▸ TASK OBJECTIVE
Retype the listing that follows, exactly as written.

▸ INPUT FOR THIS TASK
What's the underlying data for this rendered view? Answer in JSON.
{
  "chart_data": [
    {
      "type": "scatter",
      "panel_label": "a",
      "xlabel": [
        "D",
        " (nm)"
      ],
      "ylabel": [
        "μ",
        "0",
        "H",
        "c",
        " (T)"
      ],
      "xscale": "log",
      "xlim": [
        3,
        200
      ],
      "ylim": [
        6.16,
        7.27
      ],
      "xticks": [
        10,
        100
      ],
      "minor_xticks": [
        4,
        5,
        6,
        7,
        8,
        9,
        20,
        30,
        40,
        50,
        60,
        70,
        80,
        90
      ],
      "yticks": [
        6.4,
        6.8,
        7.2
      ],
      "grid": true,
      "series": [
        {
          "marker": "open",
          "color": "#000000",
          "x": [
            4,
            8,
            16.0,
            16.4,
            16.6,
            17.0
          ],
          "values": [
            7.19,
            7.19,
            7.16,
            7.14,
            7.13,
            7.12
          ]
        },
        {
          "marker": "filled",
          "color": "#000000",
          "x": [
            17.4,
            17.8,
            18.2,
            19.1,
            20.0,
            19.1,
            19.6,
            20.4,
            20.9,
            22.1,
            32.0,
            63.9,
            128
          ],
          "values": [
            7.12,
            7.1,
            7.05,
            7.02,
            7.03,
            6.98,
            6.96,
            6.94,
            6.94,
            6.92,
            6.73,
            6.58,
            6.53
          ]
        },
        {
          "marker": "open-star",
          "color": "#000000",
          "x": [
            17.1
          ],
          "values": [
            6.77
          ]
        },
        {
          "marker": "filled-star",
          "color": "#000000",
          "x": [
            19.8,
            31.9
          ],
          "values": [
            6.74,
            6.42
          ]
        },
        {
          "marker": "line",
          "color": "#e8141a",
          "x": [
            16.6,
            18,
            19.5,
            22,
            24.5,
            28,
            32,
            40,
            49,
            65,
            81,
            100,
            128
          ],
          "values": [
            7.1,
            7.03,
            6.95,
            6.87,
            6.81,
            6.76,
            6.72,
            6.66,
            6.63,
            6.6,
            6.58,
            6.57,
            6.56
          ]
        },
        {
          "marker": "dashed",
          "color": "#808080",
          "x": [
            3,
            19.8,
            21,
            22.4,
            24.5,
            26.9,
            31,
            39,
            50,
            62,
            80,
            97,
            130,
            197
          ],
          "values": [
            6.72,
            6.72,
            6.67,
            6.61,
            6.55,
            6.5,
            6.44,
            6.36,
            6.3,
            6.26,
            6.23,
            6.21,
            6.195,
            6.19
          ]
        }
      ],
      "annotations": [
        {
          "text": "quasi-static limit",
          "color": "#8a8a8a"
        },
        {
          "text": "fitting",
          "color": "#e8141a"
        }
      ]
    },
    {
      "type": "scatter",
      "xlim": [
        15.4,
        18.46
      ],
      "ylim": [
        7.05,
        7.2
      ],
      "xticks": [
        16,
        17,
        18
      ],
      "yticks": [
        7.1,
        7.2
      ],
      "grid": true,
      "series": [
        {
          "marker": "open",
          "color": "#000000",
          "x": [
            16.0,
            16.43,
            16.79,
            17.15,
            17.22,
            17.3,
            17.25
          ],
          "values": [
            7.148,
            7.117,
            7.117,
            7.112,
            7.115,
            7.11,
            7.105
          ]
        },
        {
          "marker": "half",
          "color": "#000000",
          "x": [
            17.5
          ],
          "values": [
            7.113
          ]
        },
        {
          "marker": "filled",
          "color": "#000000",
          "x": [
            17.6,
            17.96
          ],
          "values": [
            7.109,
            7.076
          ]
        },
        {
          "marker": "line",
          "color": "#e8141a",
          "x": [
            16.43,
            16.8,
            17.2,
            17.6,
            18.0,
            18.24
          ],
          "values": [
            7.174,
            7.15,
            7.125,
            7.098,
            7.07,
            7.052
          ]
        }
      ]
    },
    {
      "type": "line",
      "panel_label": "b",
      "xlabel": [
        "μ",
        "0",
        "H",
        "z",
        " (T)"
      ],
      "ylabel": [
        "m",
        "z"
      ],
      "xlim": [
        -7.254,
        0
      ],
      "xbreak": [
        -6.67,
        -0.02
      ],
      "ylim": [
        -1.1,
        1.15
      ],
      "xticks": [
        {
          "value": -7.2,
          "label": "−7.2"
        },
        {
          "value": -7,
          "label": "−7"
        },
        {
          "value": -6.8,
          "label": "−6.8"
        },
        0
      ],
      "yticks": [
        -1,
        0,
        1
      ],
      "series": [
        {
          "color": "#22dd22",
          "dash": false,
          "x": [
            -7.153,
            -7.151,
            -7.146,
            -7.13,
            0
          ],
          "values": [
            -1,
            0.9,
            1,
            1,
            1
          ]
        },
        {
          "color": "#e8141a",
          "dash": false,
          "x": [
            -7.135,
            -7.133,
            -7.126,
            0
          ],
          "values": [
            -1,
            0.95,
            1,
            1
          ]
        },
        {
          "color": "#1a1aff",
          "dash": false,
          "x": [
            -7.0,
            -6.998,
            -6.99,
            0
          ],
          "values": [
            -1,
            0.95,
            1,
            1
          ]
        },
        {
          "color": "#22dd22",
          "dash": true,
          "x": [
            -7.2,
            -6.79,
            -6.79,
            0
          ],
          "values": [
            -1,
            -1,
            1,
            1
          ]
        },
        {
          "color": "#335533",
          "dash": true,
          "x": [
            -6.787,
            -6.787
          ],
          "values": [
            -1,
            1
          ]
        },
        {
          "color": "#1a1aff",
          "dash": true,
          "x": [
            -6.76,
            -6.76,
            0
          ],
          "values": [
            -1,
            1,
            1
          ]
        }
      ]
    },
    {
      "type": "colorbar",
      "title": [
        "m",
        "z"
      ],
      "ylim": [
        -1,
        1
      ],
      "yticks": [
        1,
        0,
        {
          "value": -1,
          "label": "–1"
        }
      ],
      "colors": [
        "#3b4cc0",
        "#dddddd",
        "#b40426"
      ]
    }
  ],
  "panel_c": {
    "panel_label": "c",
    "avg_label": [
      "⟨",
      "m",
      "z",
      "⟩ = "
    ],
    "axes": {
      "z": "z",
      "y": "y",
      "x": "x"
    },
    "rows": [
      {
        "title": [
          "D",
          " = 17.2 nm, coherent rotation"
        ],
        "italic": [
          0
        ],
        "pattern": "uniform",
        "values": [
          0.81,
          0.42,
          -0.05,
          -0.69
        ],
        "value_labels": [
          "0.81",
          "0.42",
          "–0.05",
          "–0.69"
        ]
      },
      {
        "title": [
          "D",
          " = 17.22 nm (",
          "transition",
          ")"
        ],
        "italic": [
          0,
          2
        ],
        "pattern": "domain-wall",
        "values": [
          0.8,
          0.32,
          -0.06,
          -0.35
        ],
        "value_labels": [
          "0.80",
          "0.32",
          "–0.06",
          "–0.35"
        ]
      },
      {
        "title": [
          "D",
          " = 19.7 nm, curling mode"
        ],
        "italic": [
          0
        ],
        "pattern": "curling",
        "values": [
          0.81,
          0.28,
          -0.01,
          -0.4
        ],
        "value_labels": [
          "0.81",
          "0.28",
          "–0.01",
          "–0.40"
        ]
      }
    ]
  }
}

▸ RESULT BELOW
What's the underlying data for this rendered view? Answer in JSON.
{
  "chart_data": [
    {
      "type": "scatter",
      "panel_label": "a",
      "xlabel": [
        "D",
        " (nm)"
      ],
      "ylabel": [
        "μ",
        "0",
        "H",
        "c",
        " (T)"
      ],
      "xscale": "log",
      "xlim": [
        3,
        200
      ],
      "ylim": [
        6.16,
        7.27
      ],
      "xticks": [
        10,
        100
      ],
      "minor_xticks": [
        4,
        5,
        6,
        7,
        8,
        9,
        20,
        30,
        40,
        50,
        60,
        70,
        80,
        90
      ],
      "yticks": [
        6.4,
        6.8,
        7.2
      ],
      "grid": true,
      "series": [
        {
          "marker": "open",
          "color": "#000000",
          "x": [
            4,
            8,
            16.0,
            16.4,
            16.6,
            17.0
          ],
          "values": [
            7.19,
            7.19,
            7.16,
            7.14,
            7.13,
            7.12
          ]
        },
        {
          "marker": "filled",
          "color": "#000000",
          "x": [
            17.4,
            17.8,
            18.2,
            19.1,
            20.0,
            19.1,
            19.6,
            20.4,
            20.9,
            22.1,
            32.0,
            63.9,
            128
          ],
          "values": [
            7.12,
            7.1,
            7.05,
            7.02,
            7.03,
            6.98,
            6.96,
            6.94,
            6.94,
            6.92,
            6.73,
            6.58,
            6.53
          ]
        },
        {
          "marker": "open-star",
          "color": "#000000",
          "x": [
            17.1
          ],
          "values": [
            6.77
          ]
        },
        {
          "marker": "filled-star",
          "color": "#000000",
          "x": [
            19.8,
            31.9
          ],
          "values": [
            6.74,
            6.42
          ]
        },
        {
          "marker": "line",
          "color": "#e8141a",
          "x": [
            16.6,
            18,
            19.5,
            22,
            24.5,
            28,
            32,
            40,
            49,
            65,
            81,
            100,
            128
          ],
          "values": [
            7.1,
            7.03,
            6.95,
            6.87,
            6.81,
            6.76,
            6.72,
            6.66,
            6.63,
            6.6,
            6.58,
            6.57,
            6.56
          ]
        },
        {
          "marker": "dashed",
          "color": "#808080",
          "x": [
            3,
            19.8,
            21,
            22.4,
            24.5,
            26.9,
            31,
            39,
            50,
            62,
            80,
            97,
            130,
            197
          ],
          "values": [
            6.72,
            6.72,
            6.67,
            6.61,
            6.55,
            6.5,
            6.44,
            6.36,
            6.3,
            6.26,
            6.23,
            6.21,
            6.195,
            6.19
          ]
        }
      ],
      "annotations": [
        {
          "text": "quasi-static limit",
          "color": "#8a8a8a"
        },
        {
          "text": "fitting",
          "color": "#e8141a"
        }
      ]
    },
    {
      "type": "scatter",
      "xlim": [
        15.4,
        18.46
      ],
      "ylim": [
        7.05,
        7.2
      ],
      "xticks": [
        16,
        17,
        18
      ],
      "yticks": [
        7.1,
        7.2
      ],
      "grid": true,
      "series": [
        {
          "marker": "open",
          "color": "#000000",
          "x": [
            16.0,
            16.43,
            16.79,
            17.15,
            17.22,
            17.3,
            17.25
          ],
          "values": [
            7.148,
            7.117,
            7.117,
            7.112,
            7.115,
            7.11,
            7.105
          ]
        },
        {
          "marker": "half",
          "color": "#000000",
          "x": [
            17.5
          ],
          "values": [
            7.113
          ]
        },
        {
          "marker": "filled",
          "color": "#000000",
          "x": [
            17.6,
            17.96
          ],
          "values": [
            7.109,
            7.076
          ]
        },
        {
          "marker": "line",
          "color": "#e8141a",
          "x": [
            16.43,
            16.8,
            17.2,
            17.6,
            18.0,
            18.24
          ],
          "values": [
            7.174,
            7.15,
            7.125,
            7.098,
            7.07,
            7.052
          ]
        }
      ]
    },
    {
      "type": "line",
      "panel_label": "b",
      "xlabel": [
        "μ",
        "0",
        "H",
        "z",
        " (T)"
      ],
      "ylabel": [
        "m",
        "z"
      ],
      "xlim": [
        -7.254,
        0
      ],
      "xbreak": [
        -6.67,
        -0.02
      ],
      "ylim": [
        -1.1,
        1.15
      ],
      "xticks": [
        {
          "value": -7.2,
          "label": "−7.2"
        },
        {
          "value": -7,
          "label": "−7"
        },
        {
          "value": -6.8,
          "label": "−6.8"
        },
        0
      ],
      "yticks": [
        -1,
        0,
        1
      ],
      "series": [
        {
          "color": "#22dd22",
          "dash": false,
          "x": [
            -7.153,
            -7.151,
            -7.146,
            -7.13,
            0
          ],
          "values": [
            -1,
            0.9,
            1,
            1,
            1
          ]
        },
        {
          "color": "#e8141a",
          "dash": false,
          "x": [
            -7.135,
            -7.133,
            -7.126,
            0
          ],
          "values": [
            -1,
            0.95,
            1,
            1
          ]
        },
        {
          "color": "#1a1aff",
          "dash": false,
          "x": [
            -7.0,
            -6.998,
            -6.99,
            0
          ],
          "values": [
            -1,
            0.95,
            1,
            1
          ]
        },
        {
          "color": "#22dd22",
          "dash": true,
          "x": [
            -7.2,
            -6.79,
            -6.79,
            0
          ],
          "values": [
            -1,
            -1,
            1,
            1
          ]
        },
        {
          "color": "#335533",
          "dash": true,
          "x": [
            -6.787,
            -6.787
          ],
          "values": [
            -1,
            1
          ]
        },
        {
          "color": "#1a1aff",
          "dash": true,
          "x": [
            -6.76,
            -6.76,
            0
          ],
          "values": [
            -1,
            1,
            1
          ]
        }
      ]
    },
    {
      "type": "colorbar",
      "title": [
        "m",
        "z"
      ],
      "ylim": [
        -1,
        1
      ],
      "yticks": [
        1,
        0,
        {
          "value": -1,
          "label": "–1"
        }
      ],
      "colors": [
        "#3b4cc0",
        "#dddddd",
        "#b40426"
      ]
    }
  ],
  "panel_c": {
    "panel_label": "c",
    "avg_label": [
      "⟨",
      "m",
      "z",
      "⟩ = "
    ],
    "axes": {
      "z": "z",
      "y": "y",
      "x": "x"
    },
    "rows": [
      {
        "title": [
          "D",
          " = 17.2 nm, coherent rotation"
        ],
        "italic": [
          0
        ],
        "pattern": "uniform",
        "values": [
          0.81,
          0.42,
          -0.05,
          -0.69
        ],
        "value_labels": [
          "0.81",
          "0.42",
          "–0.05",
          "–0.69"
        ]
      },
      {
        "title": [
          "D",
          " = 17.22 nm (",
          "transition",
          ")"
        ],
        "italic": [
          0,
          2
        ],
        "pattern": "domain-wall",
        "values": [
          0.8,
          0.32,
          -0.06,
          -0.35
        ],
        "value_labels": [
          "0.80",
          "0.32",
          "–0.06",
          "–0.35"
        ]
      },
      {
        "title": [
          "D",
          " = 19.7 nm, curling mode"
        ],
        "italic": [
          0
        ],
        "pattern": "curling",
        "values": [
          0.81,
          0.28,
          -0.01,
          -0.4
        ],
        "value_labels": [
          "0.81",
          "0.28",
          "–0.01",
          "–0.40"
        ]
      }
    ]
  }
}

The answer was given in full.